(A run of records)
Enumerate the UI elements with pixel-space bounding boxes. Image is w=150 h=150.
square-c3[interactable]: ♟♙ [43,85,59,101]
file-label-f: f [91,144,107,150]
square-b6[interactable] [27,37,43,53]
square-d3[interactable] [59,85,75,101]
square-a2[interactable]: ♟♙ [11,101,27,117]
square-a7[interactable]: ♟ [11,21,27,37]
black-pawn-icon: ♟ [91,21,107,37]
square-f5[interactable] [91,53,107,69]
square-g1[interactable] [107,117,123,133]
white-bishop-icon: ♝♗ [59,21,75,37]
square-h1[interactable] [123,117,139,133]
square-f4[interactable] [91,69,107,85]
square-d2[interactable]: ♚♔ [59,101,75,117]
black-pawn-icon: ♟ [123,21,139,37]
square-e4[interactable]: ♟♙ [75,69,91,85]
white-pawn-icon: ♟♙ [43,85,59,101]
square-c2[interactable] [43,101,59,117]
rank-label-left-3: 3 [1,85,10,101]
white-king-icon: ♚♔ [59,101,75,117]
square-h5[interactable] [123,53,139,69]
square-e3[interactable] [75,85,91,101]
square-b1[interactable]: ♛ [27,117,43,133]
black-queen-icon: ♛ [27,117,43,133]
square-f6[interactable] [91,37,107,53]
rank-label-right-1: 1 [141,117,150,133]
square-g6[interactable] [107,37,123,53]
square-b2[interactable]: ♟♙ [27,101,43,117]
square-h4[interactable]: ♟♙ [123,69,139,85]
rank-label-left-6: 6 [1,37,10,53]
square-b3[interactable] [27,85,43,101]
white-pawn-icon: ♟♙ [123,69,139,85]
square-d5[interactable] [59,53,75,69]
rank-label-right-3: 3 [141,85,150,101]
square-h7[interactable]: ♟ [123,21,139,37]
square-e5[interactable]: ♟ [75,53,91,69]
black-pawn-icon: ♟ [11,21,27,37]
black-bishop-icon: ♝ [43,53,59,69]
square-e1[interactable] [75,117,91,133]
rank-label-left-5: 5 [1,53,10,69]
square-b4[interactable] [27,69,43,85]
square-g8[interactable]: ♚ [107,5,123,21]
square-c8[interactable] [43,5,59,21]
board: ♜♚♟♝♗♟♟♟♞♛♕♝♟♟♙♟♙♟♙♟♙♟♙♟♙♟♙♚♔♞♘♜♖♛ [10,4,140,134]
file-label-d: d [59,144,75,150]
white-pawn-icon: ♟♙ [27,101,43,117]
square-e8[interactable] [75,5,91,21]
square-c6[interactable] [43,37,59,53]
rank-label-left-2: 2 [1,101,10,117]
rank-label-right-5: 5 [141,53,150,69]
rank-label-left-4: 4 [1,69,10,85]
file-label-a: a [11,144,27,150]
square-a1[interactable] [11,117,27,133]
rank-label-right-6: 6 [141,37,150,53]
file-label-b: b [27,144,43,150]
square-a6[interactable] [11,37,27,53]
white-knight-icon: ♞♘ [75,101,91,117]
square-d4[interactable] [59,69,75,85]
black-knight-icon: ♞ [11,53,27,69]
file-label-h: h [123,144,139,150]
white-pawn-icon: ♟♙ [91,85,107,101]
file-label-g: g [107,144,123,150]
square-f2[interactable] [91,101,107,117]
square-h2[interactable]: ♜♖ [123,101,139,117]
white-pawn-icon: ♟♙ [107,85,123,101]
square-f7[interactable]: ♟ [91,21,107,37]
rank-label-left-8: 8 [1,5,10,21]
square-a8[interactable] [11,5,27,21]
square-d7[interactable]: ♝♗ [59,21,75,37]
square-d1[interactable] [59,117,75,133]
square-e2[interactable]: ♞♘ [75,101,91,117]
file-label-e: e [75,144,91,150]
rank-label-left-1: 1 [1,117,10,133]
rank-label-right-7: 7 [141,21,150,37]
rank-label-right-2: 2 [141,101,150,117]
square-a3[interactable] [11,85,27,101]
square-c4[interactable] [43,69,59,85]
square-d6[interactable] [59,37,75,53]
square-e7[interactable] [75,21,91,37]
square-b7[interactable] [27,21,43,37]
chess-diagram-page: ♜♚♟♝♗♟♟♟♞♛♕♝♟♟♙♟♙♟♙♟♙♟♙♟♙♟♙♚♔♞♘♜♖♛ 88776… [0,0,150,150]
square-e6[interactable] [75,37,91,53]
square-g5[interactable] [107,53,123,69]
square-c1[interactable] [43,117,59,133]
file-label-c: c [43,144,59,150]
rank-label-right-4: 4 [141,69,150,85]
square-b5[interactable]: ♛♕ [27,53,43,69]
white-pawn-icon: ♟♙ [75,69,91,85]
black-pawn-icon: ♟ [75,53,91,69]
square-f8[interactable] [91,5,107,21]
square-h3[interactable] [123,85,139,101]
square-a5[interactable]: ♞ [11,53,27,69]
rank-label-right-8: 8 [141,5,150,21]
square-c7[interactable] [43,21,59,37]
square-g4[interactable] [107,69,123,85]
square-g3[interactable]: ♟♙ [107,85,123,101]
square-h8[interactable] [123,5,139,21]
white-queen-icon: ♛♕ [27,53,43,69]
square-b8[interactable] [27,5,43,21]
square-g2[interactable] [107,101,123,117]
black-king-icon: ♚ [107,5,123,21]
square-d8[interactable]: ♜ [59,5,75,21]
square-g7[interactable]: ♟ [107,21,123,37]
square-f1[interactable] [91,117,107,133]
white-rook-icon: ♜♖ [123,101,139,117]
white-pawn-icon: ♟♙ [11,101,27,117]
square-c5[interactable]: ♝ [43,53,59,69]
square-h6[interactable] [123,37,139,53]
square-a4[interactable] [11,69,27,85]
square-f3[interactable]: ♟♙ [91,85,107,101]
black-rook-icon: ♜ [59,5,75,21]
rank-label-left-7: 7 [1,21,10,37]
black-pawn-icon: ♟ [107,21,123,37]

▶ **PROMPT**: Give back every line of the entries above, word for word, with nothing changed.

▶ **FULL SOLUTION**:
Enumerate the UI elements with pixel-space bounding boxes. Image is w=150 h=150.
square-c3[interactable]: ♟♙ [43,85,59,101]
file-label-f: f [91,144,107,150]
square-b6[interactable] [27,37,43,53]
square-d3[interactable] [59,85,75,101]
square-a2[interactable]: ♟♙ [11,101,27,117]
square-a7[interactable]: ♟ [11,21,27,37]
black-pawn-icon: ♟ [91,21,107,37]
square-f5[interactable] [91,53,107,69]
square-g1[interactable] [107,117,123,133]
white-bishop-icon: ♝♗ [59,21,75,37]
square-h1[interactable] [123,117,139,133]
square-f4[interactable] [91,69,107,85]
square-d2[interactable]: ♚♔ [59,101,75,117]
black-pawn-icon: ♟ [123,21,139,37]
square-e4[interactable]: ♟♙ [75,69,91,85]
white-pawn-icon: ♟♙ [43,85,59,101]
square-c2[interactable] [43,101,59,117]
rank-label-left-3: 3 [1,85,10,101]
white-king-icon: ♚♔ [59,101,75,117]
square-h5[interactable] [123,53,139,69]
square-e3[interactable] [75,85,91,101]
square-b1[interactable]: ♛ [27,117,43,133]
black-queen-icon: ♛ [27,117,43,133]
square-f6[interactable] [91,37,107,53]
rank-label-right-1: 1 [141,117,150,133]
square-g6[interactable] [107,37,123,53]
square-b2[interactable]: ♟♙ [27,101,43,117]
square-h4[interactable]: ♟♙ [123,69,139,85]
rank-label-left-6: 6 [1,37,10,53]
square-b3[interactable] [27,85,43,101]
white-pawn-icon: ♟♙ [123,69,139,85]
square-d5[interactable] [59,53,75,69]
rank-label-right-3: 3 [141,85,150,101]
square-h7[interactable]: ♟ [123,21,139,37]
square-e5[interactable]: ♟ [75,53,91,69]
black-pawn-icon: ♟ [11,21,27,37]
black-bishop-icon: ♝ [43,53,59,69]
square-e1[interactable] [75,117,91,133]
rank-label-left-5: 5 [1,53,10,69]
square-b4[interactable] [27,69,43,85]
square-g8[interactable]: ♚ [107,5,123,21]
square-c8[interactable] [43,5,59,21]
board: ♜♚♟♝♗♟♟♟♞♛♕♝♟♟♙♟♙♟♙♟♙♟♙♟♙♟♙♚♔♞♘♜♖♛ [10,4,140,134]
file-label-d: d [59,144,75,150]
white-pawn-icon: ♟♙ [27,101,43,117]
square-e8[interactable] [75,5,91,21]
square-c6[interactable] [43,37,59,53]
rank-label-left-2: 2 [1,101,10,117]
rank-label-right-5: 5 [141,53,150,69]
rank-label-left-4: 4 [1,69,10,85]
file-label-a: a [11,144,27,150]
square-a1[interactable] [11,117,27,133]
rank-label-right-6: 6 [141,37,150,53]
file-label-b: b [27,144,43,150]
square-a6[interactable] [11,37,27,53]
white-knight-icon: ♞♘ [75,101,91,117]
square-d4[interactable] [59,69,75,85]
black-knight-icon: ♞ [11,53,27,69]
file-label-h: h [123,144,139,150]
white-pawn-icon: ♟♙ [91,85,107,101]
file-label-g: g [107,144,123,150]
square-f2[interactable] [91,101,107,117]
square-h2[interactable]: ♜♖ [123,101,139,117]
white-pawn-icon: ♟♙ [107,85,123,101]
square-f7[interactable]: ♟ [91,21,107,37]
rank-label-left-8: 8 [1,5,10,21]
square-a8[interactable] [11,5,27,21]
square-d7[interactable]: ♝♗ [59,21,75,37]
square-d1[interactable] [59,117,75,133]
square-e2[interactable]: ♞♘ [75,101,91,117]
file-label-e: e [75,144,91,150]
rank-label-left-1: 1 [1,117,10,133]
rank-label-right-7: 7 [141,21,150,37]
rank-label-right-2: 2 [141,101,150,117]
square-a3[interactable] [11,85,27,101]
square-c4[interactable] [43,69,59,85]
square-d6[interactable] [59,37,75,53]
square-e7[interactable] [75,21,91,37]
square-b7[interactable] [27,21,43,37]
chess-diagram-page: ♜♚♟♝♗♟♟♟♞♛♕♝♟♟♙♟♙♟♙♟♙♟♙♟♙♟♙♚♔♞♘♜♖♛ 88776… [0,0,150,150]
square-e6[interactable] [75,37,91,53]
square-g5[interactable] [107,53,123,69]
square-c1[interactable] [43,117,59,133]
file-label-c: c [43,144,59,150]
rank-label-right-4: 4 [141,69,150,85]
square-b5[interactable]: ♛♕ [27,53,43,69]
white-pawn-icon: ♟♙ [75,69,91,85]
black-pawn-icon: ♟ [75,53,91,69]
square-f8[interactable] [91,5,107,21]
square-h3[interactable] [123,85,139,101]
square-a5[interactable]: ♞ [11,53,27,69]
rank-label-right-8: 8 [141,5,150,21]
square-c7[interactable] [43,21,59,37]
square-g4[interactable] [107,69,123,85]
square-g3[interactable]: ♟♙ [107,85,123,101]
square-h8[interactable] [123,5,139,21]
white-queen-icon: ♛♕ [27,53,43,69]
square-b8[interactable] [27,5,43,21]
square-g2[interactable] [107,101,123,117]
black-king-icon: ♚ [107,5,123,21]
square-d8[interactable]: ♜ [59,5,75,21]
square-g7[interactable]: ♟ [107,21,123,37]
square-f1[interactable] [91,117,107,133]
white-rook-icon: ♜♖ [123,101,139,117]
white-pawn-icon: ♟♙ [11,101,27,117]
square-c5[interactable]: ♝ [43,53,59,69]
square-h6[interactable] [123,37,139,53]
square-a4[interactable] [11,69,27,85]
square-f3[interactable]: ♟♙ [91,85,107,101]
black-rook-icon: ♜ [59,5,75,21]
rank-label-left-7: 7 [1,21,10,37]
black-pawn-icon: ♟ [107,21,123,37]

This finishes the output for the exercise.